## Aim
Scan the data beneath this task and copy each line that includes "TRẦN".

## Given entries
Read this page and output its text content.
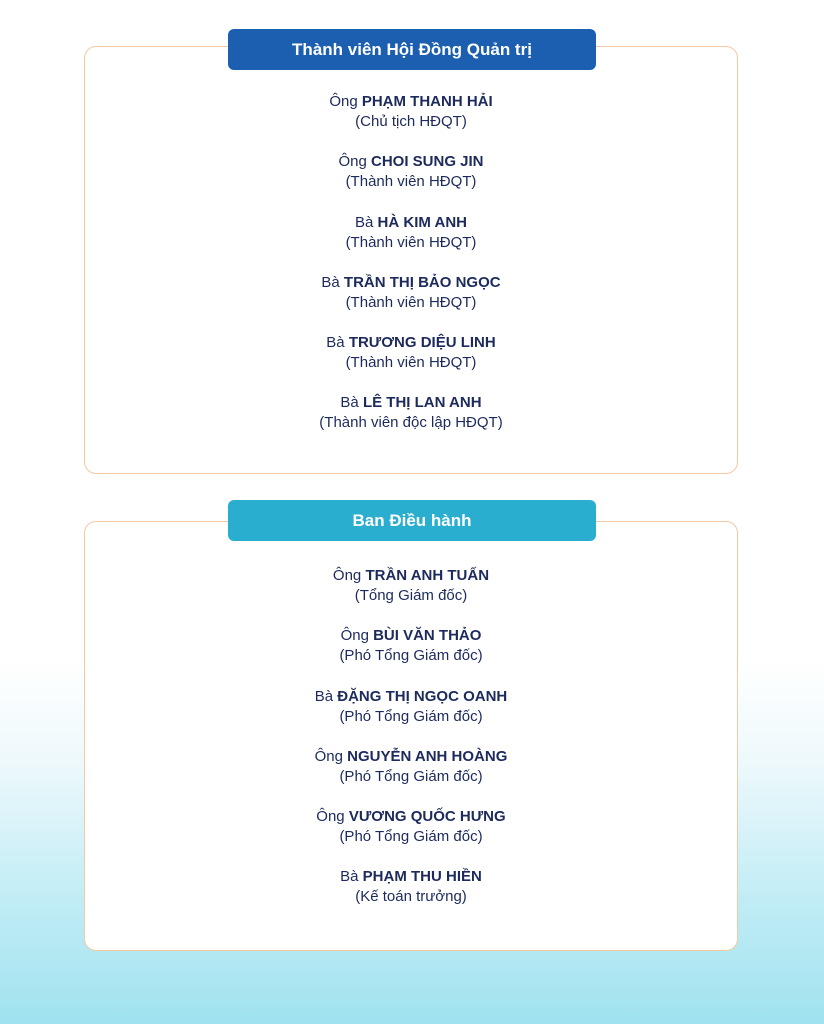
Thành viên Hội Đồng Quản trị
Ông PHẠM THANH HẢI
(Chủ tịch HĐQT)
Ông CHOI SUNG JIN
(Thành viên HĐQT)
Bà HÀ KIM ANH
(Thành viên HĐQT)
Bà TRẦN THỊ BẢO NGỌC
(Thành viên HĐQT)
Bà TRƯƠNG DIỆU LINH
(Thành viên HĐQT)
Bà LÊ THỊ LAN ANH
(Thành viên độc lập HĐQT)
Ban Điều hành
Ông TRẦN ANH TUẤN
(Tổng Giám đốc)
Ông BÙI VĂN THẢO
(Phó Tổng Giám đốc)
Bà ĐẶNG THỊ NGỌC OANH
(Phó Tổng Giám đốc)
Ông NGUYỄN ANH HOÀNG
(Phó Tổng Giám đốc)
Ông VƯƠNG QUỐC HƯNG
(Phó Tổng Giám đốc)
Bà PHẠM THU HIỀN
(Kế toán trưởng)
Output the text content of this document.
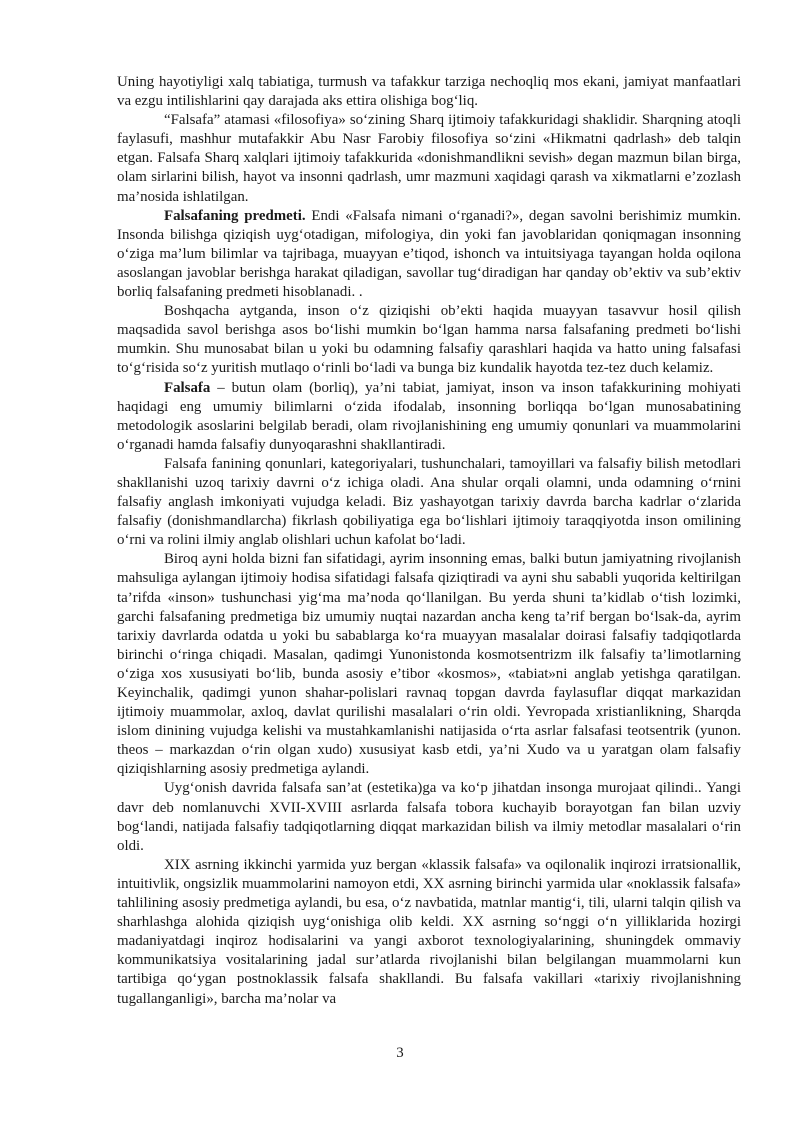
Uning hayotiyligi xalq tabiatiga, turmush va tafakkur tarziga nechoqliq mos ekani, jamiyat manfaatlari va ezgu intilishlarini qay darajada aks ettira olishiga bog‘liq.

“Falsafa” atamasi «filosofiya» so‘zining Sharq ijtimoiy tafakkuridagi shaklidir. Sharqning atoqli faylasufi, mashhur mutafakkir Abu Nasr Farobiy filosofiya so‘zini «Hikmatni qadrlash» deb talqin etgan. Falsafa Sharq xalqlari ijtimoiy tafakkurida «donishmandlikni sevish» degan mazmun bilan birga, olam sirlarini bilish, hayot va insonni qadrlash, umr mazmuni xaqidagi qarash va xikmatlarni e’zozlash ma’nosida ishlatilgan.

Falsafaning predmeti. Endi «Falsafa nimani o‘rganadi?», degan savolni berishimiz mumkin. Insonda bilishga qiziqish uyg‘otadigan, mifologiya, din yoki fan javoblaridan qoniqmagan insonning o‘ziga ma’lum bilimlar va tajribaga, muayyan e’tiqod, ishonch va intuitsiyaga tayangan holda oqilona asoslangan javoblar berishga harakat qiladigan, savollar tug‘diradigan har qanday ob’ektiv va sub’ektiv borliq falsafaning predmeti hisoblanadi. .

Boshqacha aytganda, inson o‘z qiziqishi ob’ekti haqida muayyan tasavvur hosil qilish maqsadida savol berishga asos bo‘lishi mumkin bo‘lgan hamma narsa falsafaning predmeti bo‘lishi mumkin. Shu munosabat bilan u yoki bu odamning falsafiy qarashlari haqida va hatto uning falsafasi to‘g‘risida so‘z yuritish mutlaqo o‘rinli bo‘ladi va bunga biz kundalik hayotda tez-tez duch kelamiz.

Falsafa – butun olam (borliq), ya’ni tabiat, jamiyat, inson va inson tafakkurining mohiyati haqidagi eng umumiy bilimlarni o‘zida ifodalab, insonning borliqqa bo‘lgan munosabatining metodologik asoslarini belgilab beradi, olam rivojlanishining eng umumiy qonunlari va muammolarini o‘rganadi hamda falsafiy dunyoqarashni shakllantiradi.

Falsafa fanining qonunlari, kategoriyalari, tushunchalari, tamoyillari va falsafiy bilish metodlari shakllanishi uzoq tarixiy davrni o‘z ichiga oladi. Ana shular orqali olamni, unda odamning o‘rnini falsafiy anglash imkoniyati vujudga keladi. Biz yashayotgan tarixiy davrda barcha kadrlar o‘zlarida falsafiy (donishmandlarcha) fikrlash qobiliyatiga ega bo‘lishlari ijtimoiy taraqqiyotda inson omilining o‘rni va rolini ilmiy anglab olishlari uchun kafolat bo‘ladi.

Biroq ayni holda bizni fan sifatidagi, ayrim insonning emas, balki butun jamiyatning rivojlanish mahsuliga aylangan ijtimoiy hodisa sifatidagi falsafa qiziqtiradi va ayni shu sababli yuqorida keltirilgan ta’rifda «inson» tushunchasi yig‘ma ma’noda qo‘llanilgan. Bu yerda shuni ta’kidlab o‘tish lozimki, garchi falsafaning predmetiga biz umumiy nuqtai nazardan ancha keng ta’rif bergan bo‘lsak-da, ayrim tarixiy davrlarda odatda u yoki bu sabablarga ko‘ra muayyan masalalar doirasi falsafiy tadqiqotlarda birinchi o‘ringa chiqadi. Masalan, qadimgi Yunonistonda kosmotsentrizm ilk falsafiy ta’limotlarning o‘ziga xos xususiyati bo‘lib, bunda asosiy e’tibor «kosmos», «tabiat»ni anglab yetishga qaratilgan. Keyinchalik, qadimgi yunon shahar-polislari ravnaq topgan davrda faylasuflar diqqat markazidan ijtimoiy muammolar, axloq, davlat qurilishi masalalari o‘rin oldi. Yevropada xristianlikning, Sharqda islom dinining vujudga kelishi va mustahkamlanishi natijasida o‘rta asrlar falsafasi teotsentrik (yunon. theos – markazdan o‘rin olgan xudo) xususiyat kasb etdi, ya’ni Xudo va u yaratgan olam falsafiy qiziqishlarning asosiy predmetiga aylandi.

Uyg‘onish davrida falsafa san’at (estetika)ga va ko‘p jihatdan insonga murojaat qilindi.. Yangi davr deb nomlanuvchi XVII-XVIII asrlarda falsafa tobora kuchayib borayotgan fan bilan uzviy bog‘landi, natijada falsafiy tadqiqotlarning diqqat markazidan bilish va ilmiy metodlar masalalari o‘rin oldi.

XIX asrning ikkinchi yarmida yuz bergan «klassik falsafa» va oqilonalik inqirozi irratsionallik, intuitivlik, ongsizlik muammolarini namoyon etdi, XX asrning birinchi yarmida ular «noklassik falsafa» tahlilining asosiy predmetiga aylandi, bu esa, o‘z navbatida, matnlar mantig‘i, tili, ularni talqin qilish va sharhlashga alohida qiziqish uyg‘onishiga olib keldi. XX asrning so‘nggi o‘n yilliklarida hozirgi madaniyatdagi inqiroz hodisalarini va yangi axborot texnologiyalarining, shuningdek ommaviy kommunikatsiya vositalarining jadal sur’atlarda rivojlanishi bilan belgilangan muammolarni kun tartibiga qo‘ygan postnoklassik falsafa shakllandi. Bu falsafa vakillari «tarixiy rivojlanishning tugallanganligi», barcha ma’nolar va

3
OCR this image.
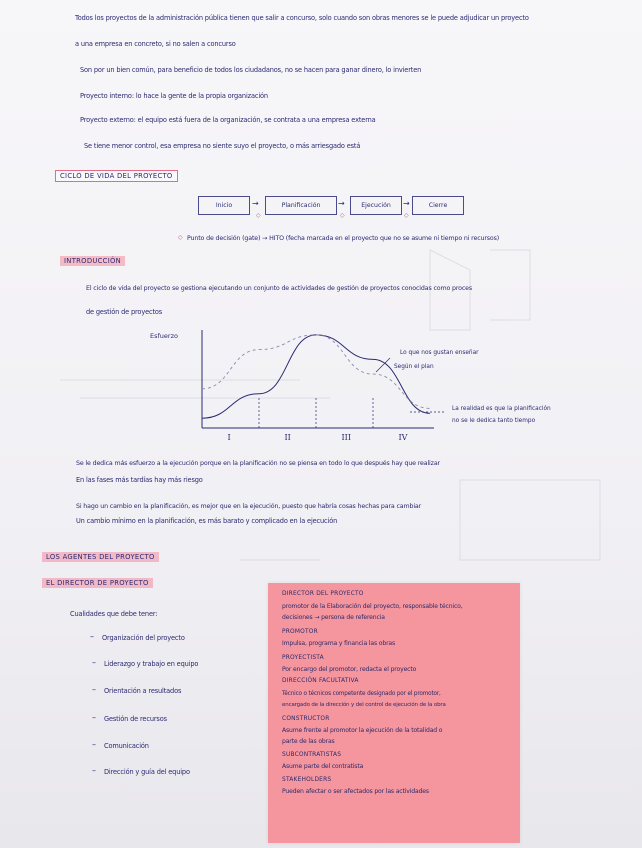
Todos los proyectos de la administración pública tienen que salir a concurso, solo cuando son obras menores se le puede adjudicar un proyecto
a una empresa en concreto, si no salen a concurso
Son por un bien común, para beneficio de todos los ciudadanos, no se hacen para ganar dinero, lo invierten
Proyecto interno: lo hace la gente de la propia organización
Proyecto externo: el equipo está fuera de la organización, se contrata a una empresa externa
Se tiene menor control, esa empresa no siente suyo el proyecto, o más arriesgado está
CICLO DE VIDA DEL PROYECTO
Inicio	→	Planificación	→	Ejecución	→	Cierre
◇	◇	◇
◇ Punto de decisión (gate) → HITO (fecha marcada en el proyecto que no se asume ni tiempo ni recursos)
INTRODUCCIÓN
El ciclo de vida del proyecto se gestiona ejecutando un conjunto de actividades de gestión de proyectos conocidas como proces
de gestión de proyectos
Esfuerzo
I	II	III	IV
Lo que nos gustan enseñar
Según el plan
La realidad es que la planificación
no se le dedica tanto tiempo
Se le dedica más esfuerzo a la ejecución porque en la planificación no se piensa en todo lo que después hay que realizar
En las fases más tardías hay más riesgo
Si hago un cambio en la planificación, es mejor que en la ejecución, puesto que habría cosas hechas para cambiar
Un cambio mínimo en la planificación, es más barato y complicado en la ejecución
LOS AGENTES DEL PROYECTO
EL DIRECTOR DE PROYECTO
Cualidades que debe tener:
– Organización del proyecto
– Liderazgo y trabajo en equipo
– Orientación a resultados
– Gestión de recursos
– Comunicación
– Dirección y guía del equipo
DIRECTOR DEL PROYECTO
promotor de la Elaboración del proyecto, responsable técnico,
decisiones → persona de referencia
PROMOTOR
Impulsa, programa y financia las obras
PROYECTISTA
Por encargo del promotor, redacta el proyecto
DIRECCIÓN FACULTATIVA
Técnico o técnicos competente designado por el promotor,
encargado de la dirección y del control de ejecución de la obra
CONSTRUCTOR
Asume frente al promotor la ejecución de la totalidad o
parte de las obras
SUBCONTRATISTAS
Asume parte del contratista
STAKEHOLDERS
Pueden afectar o ser afectados por las actividades
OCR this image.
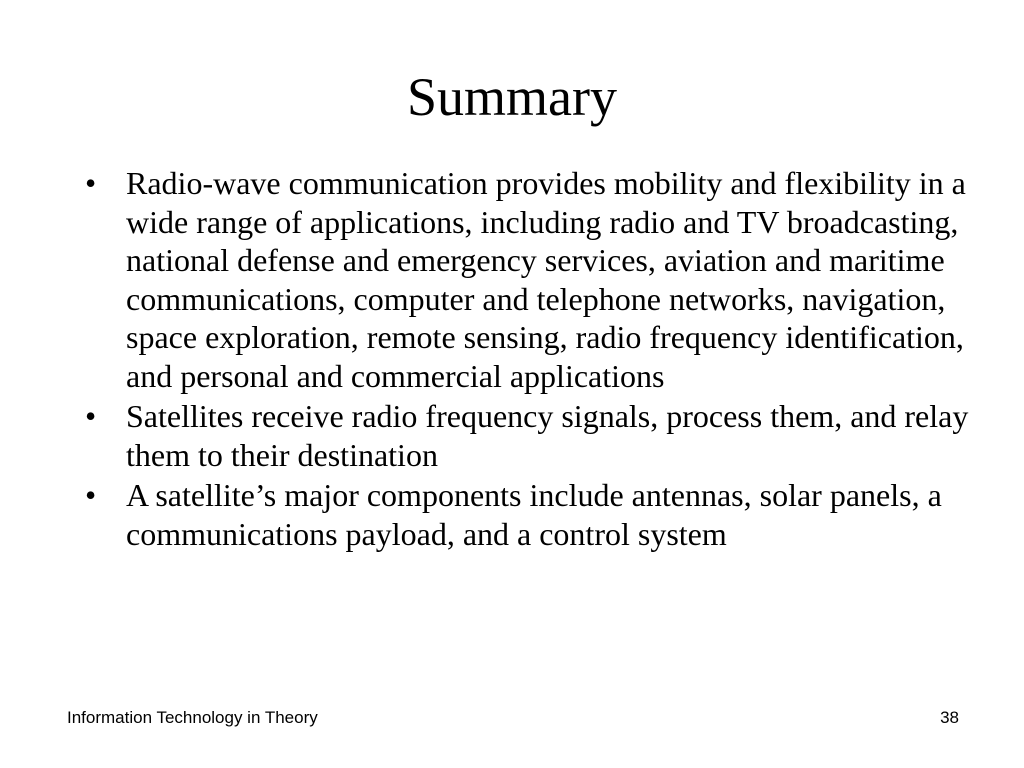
Summary
• Radio-wave communication provides mobility and flexibility in a wide range of applications, including radio and TV broadcasting, national defense and emergency services, aviation and maritime communications, computer and telephone networks, navigation, space exploration, remote sensing, radio frequency identification, and personal and commercial applications
• Satellites receive radio frequency signals, process them, and relay them to their destination
• A satellite’s major components include antennas, solar panels, a communications payload, and a control system
Information Technology in Theory	38
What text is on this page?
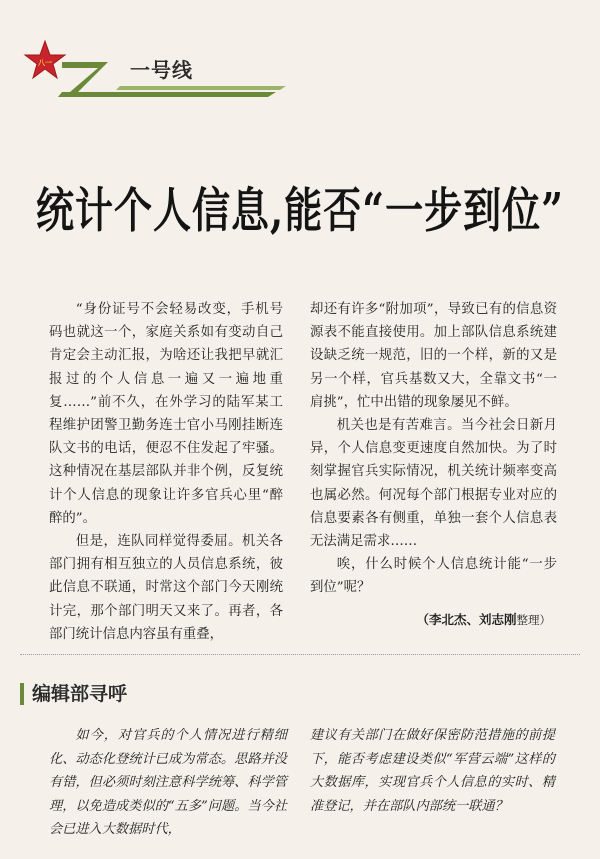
八一	一号线
统计个人信息,能否“一步到位”

“身份证号不会轻易改变，手机号码也就这一个，家庭关系如有变动自己肯定会主动汇报，为啥还让我把早就汇报过的个人信息一遍又一遍地重复……”前不久，在外学习的陆军某工程维护团警卫勤务连士官小马刚挂断连队文书的电话，便忍不住发起了牢骚。这种情况在基层部队并非个例，反复统计个人信息的现象让许多官兵心里“醉醉的”。

但是，连队同样觉得委屈。机关各部门拥有相互独立的人员信息系统，彼此信息不联通，时常这个部门今天刚统计完，那个部门明天又来了。再者，各部门统计信息内容虽有重叠，

却还有许多“附加项”，导致已有的信息资源表不能直接使用。加上部队信息系统建设缺乏统一规范，旧的一个样，新的又是另一个样，官兵基数又大，全靠文书“一肩挑”，忙中出错的现象屡见不鲜。

机关也是有苦难言。当今社会日新月异，个人信息变更速度自然加快。为了时刻掌握官兵实际情况，机关统计频率变高也属必然。何况每个部门根据专业对应的信息要素各有侧重，单独一套个人信息表无法满足需求……

唉，什么时候个人信息统计能“一步到位”呢？

（李北杰、刘志刚整理）
编辑部寻呼

如今，对官兵的个人情况进行精细化、动态化登统计已成为常态。思路并没有错，但必须时刻注意科学统筹、科学管理，以免造成类似的“五多”问题。当今社会已进入大数据时代，

建议有关部门在做好保密防范措施的前提下，能否考虑建设类似“军营云端”这样的大数据库，实现官兵个人信息的实时、精准登记，并在部队内部统一联通？
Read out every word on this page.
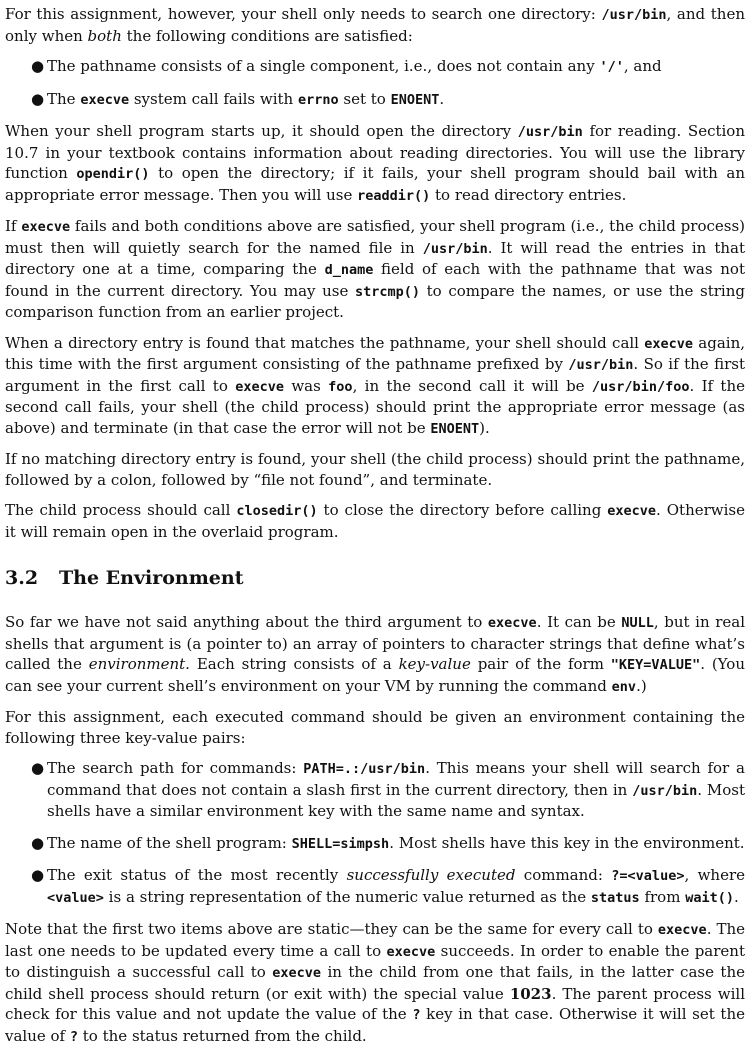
For this assignment, however, your shell only needs to search one directory: /usr/bin, and then only when both the following conditions are satisfied:

● The pathname consists of a single component, i.e., does not contain any '/', and
● The execve system call fails with errno set to ENOENT.

When your shell program starts up, it should open the directory /usr/bin for reading. Section 10.7 in your textbook contains information about reading directories. You will use the library function opendir() to open the directory; if it fails, your shell program should bail with an appropriate error message. Then you will use readdir() to read directory entries.

If execve fails and both conditions above are satisfied, your shell program (i.e., the child process) must then will quietly search for the named file in /usr/bin. It will read the entries in that directory one at a time, comparing the d_name field of each with the pathname that was not found in the current directory. You may use strcmp() to compare the names, or use the string comparison function from an earlier project.

When a directory entry is found that matches the pathname, your shell should call execve again, this time with the first argument consisting of the pathname prefixed by /usr/bin. So if the first argument in the first call to execve was foo, in the second call it will be /usr/bin/foo. If the second call fails, your shell (the child process) should print the appropriate error message (as above) and terminate (in that case the error will not be ENOENT).

If no matching directory entry is found, your shell (the child process) should print the pathname, followed by a colon, followed by “file not found”, and terminate.

The child process should call closedir() to close the directory before calling execve. Otherwise it will remain open in the overlaid program.

3.2 The Environment

So far we have not said anything about the third argument to execve. It can be NULL, but in real shells that argument is (a pointer to) an array of pointers to character strings that define what’s called the environment. Each string consists of a key-value pair of the form "KEY=VALUE". (You can see your current shell’s environment on your VM by running the command env.)

For this assignment, each executed command should be given an environment containing the following three key-value pairs:

● The search path for commands: PATH=.:/usr/bin. This means your shell will search for a command that does not contain a slash first in the current directory, then in /usr/bin. Most shells have a similar environment key with the same name and syntax.
● The name of the shell program: SHELL=simpsh. Most shells have this key in the environment.
● The exit status of the most recently successfully executed command: ?=<value>, where <value> is a string representation of the numeric value returned as the status from wait().

Note that the first two items above are static—they can be the same for every call to execve. The last one needs to be updated every time a call to execve succeeds. In order to enable the parent to distinguish a successful call to execve in the child from one that fails, in the latter case the child shell process should return (or exit with) the special value 1023. The parent process will check for this value and not update the value of the ? key in that case. Otherwise it will set the value of ? to the status returned from the child.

## Result for this exercise
Bà TRẦN THỊ BẢO NGỌC
Ông TRẦN ANH TUẤN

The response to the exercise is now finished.